RECORD LIST.
+===+
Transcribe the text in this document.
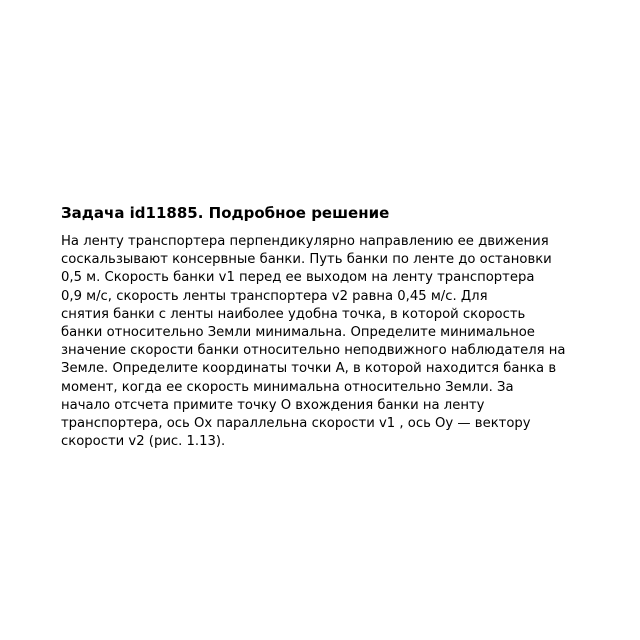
Задача id11885. Подробное решение

На ленту транспортера перпендикулярно направлению ее движения
соскальзывают консервные банки. Путь банки по ленте до остановки
0,5 м. Скорость банки v1 перед ее выходом на ленту транспортера
0,9 м/с, скорость ленты транспортера v2 равна 0,45 м/с. Для
снятия банки с ленты наиболее удобна точка, в которой скорость
банки относительно Земли минимальна. Определите минимальное
значение скорости банки относительно неподвижного наблюдателя на
Земле. Определите координаты точки А, в которой находится банка в
момент, когда ее скорость минимальна относительно Земли. За
начало отсчета примите точку О вхождения банки на ленту
транспортера, ось Ох параллельна скорости v1 , ось Оу — вектору
скорости v2 (рис. 1.13).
+===+
WORK TO BE COMPLETED.
Copy out all the records exactly, excluding pictures.

WRITTEN RESPONSE.
Transcribe the text in this document.
Задача id11885. Подробное решение

На ленту транспортера перпендикулярно направлению ее движения
соскальзывают консервные банки. Путь банки по ленте до остановки
0,5 м. Скорость банки v1 перед ее выходом на ленту транспортера
0,9 м/с, скорость ленты транспортера v2 равна 0,45 м/с. Для
снятия банки с ленты наиболее удобна точка, в которой скорость
банки относительно Земли минимальна. Определите минимальное
значение скорости банки относительно неподвижного наблюдателя на
Земле. Определите координаты точки А, в которой находится банка в
момент, когда ее скорость минимальна относительно Земли. За
начало отсчета примите точку О вхождения банки на ленту
транспортера, ось Ох параллельна скорости v1 , ось Оу — вектору
скорости v2 (рис. 1.13).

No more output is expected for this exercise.